Dataset entries:
***

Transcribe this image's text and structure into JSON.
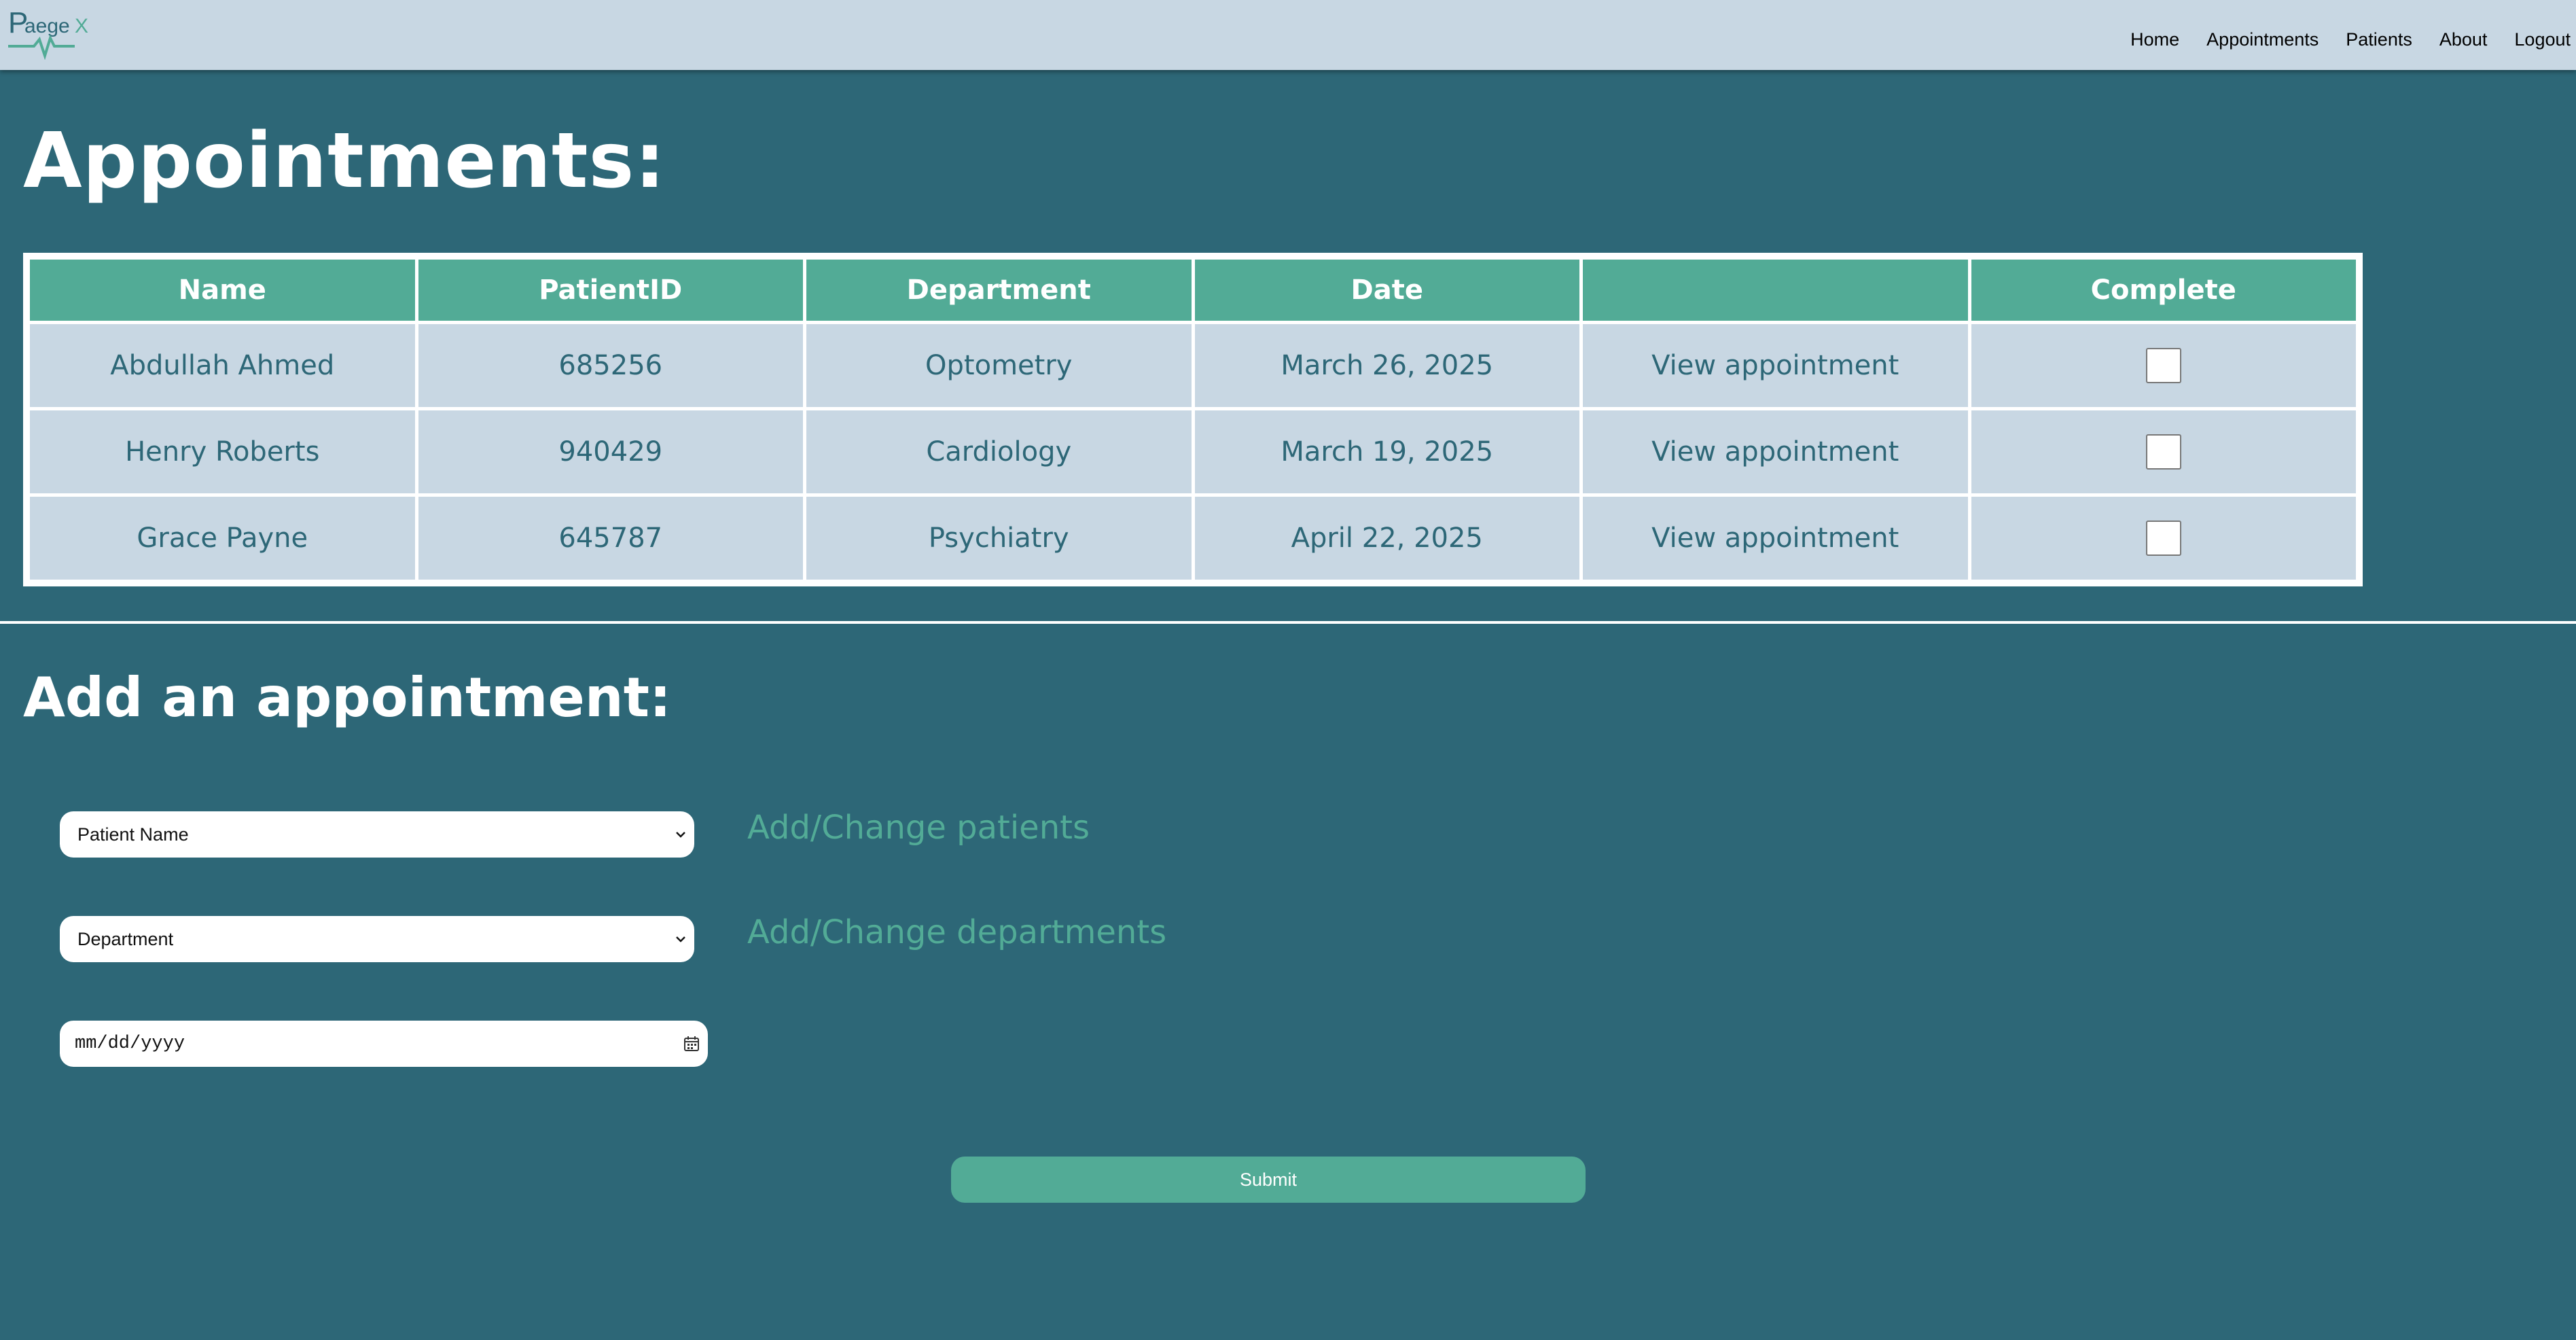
{
  "brand": {
    "logo_text": "PaegeX",
    "colors": {
      "primary": "#2d6777",
      "accent": "#52ab96",
      "light": "#c8d7e3"
    }
  },
  "nav": {
    "items": [
      {
        "label": "Home"
      },
      {
        "label": "Appointments"
      },
      {
        "label": "Patients"
      },
      {
        "label": "About"
      },
      {
        "label": "Logout"
      }
    ]
  },
  "page": {
    "title": "Appointments:"
  },
  "table": {
    "headers": [
      "Name",
      "PatientID",
      "Department",
      "Date",
      "",
      "Complete"
    ],
    "rows": [
      {
        "name": "Abdullah Ahmed",
        "patient_id": "685256",
        "department": "Optometry",
        "date": "March 26, 2025",
        "action": "View appointment",
        "complete": false
      },
      {
        "name": "Henry Roberts",
        "patient_id": "940429",
        "department": "Cardiology",
        "date": "March 19, 2025",
        "action": "View appointment",
        "complete": false
      },
      {
        "name": "Grace Payne",
        "patient_id": "645787",
        "department": "Psychiatry",
        "date": "April 22, 2025",
        "action": "View appointment",
        "complete": false
      }
    ]
  },
  "form": {
    "title": "Add an appointment:",
    "patient_select": "Patient Name",
    "department_select": "Department",
    "date_placeholder": "mm/dd/yyyy",
    "add_patients_link": "Add/Change patients",
    "add_departments_link": "Add/Change departments",
    "submit_label": "Submit"
  }
}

***

Task to complete: The records above should be reproduced exactly, with no pictures included.

Solution below:
Transcribe this image's text and structure into JSON.
{
  "brand": {
    "logo_text": "PaegeX",
    "colors": {
      "primary": "#2d6777",
      "accent": "#52ab96",
      "light": "#c8d7e3"
    }
  },
  "nav": {
    "items": [
      {
        "label": "Home"
      },
      {
        "label": "Appointments"
      },
      {
        "label": "Patients"
      },
      {
        "label": "About"
      },
      {
        "label": "Logout"
      }
    ]
  },
  "page": {
    "title": "Appointments:"
  },
  "table": {
    "headers": [
      "Name",
      "PatientID",
      "Department",
      "Date",
      "",
      "Complete"
    ],
    "rows": [
      {
        "name": "Abdullah Ahmed",
        "patient_id": "685256",
        "department": "Optometry",
        "date": "March 26, 2025",
        "action": "View appointment",
        "complete": false
      },
      {
        "name": "Henry Roberts",
        "patient_id": "940429",
        "department": "Cardiology",
        "date": "March 19, 2025",
        "action": "View appointment",
        "complete": false
      },
      {
        "name": "Grace Payne",
        "patient_id": "645787",
        "department": "Psychiatry",
        "date": "April 22, 2025",
        "action": "View appointment",
        "complete": false
      }
    ]
  },
  "form": {
    "title": "Add an appointment:",
    "patient_select": "Patient Name",
    "department_select": "Department",
    "date_placeholder": "mm/dd/yyyy",
    "add_patients_link": "Add/Change patients",
    "add_departments_link": "Add/Change departments",
    "submit_label": "Submit"
  }
}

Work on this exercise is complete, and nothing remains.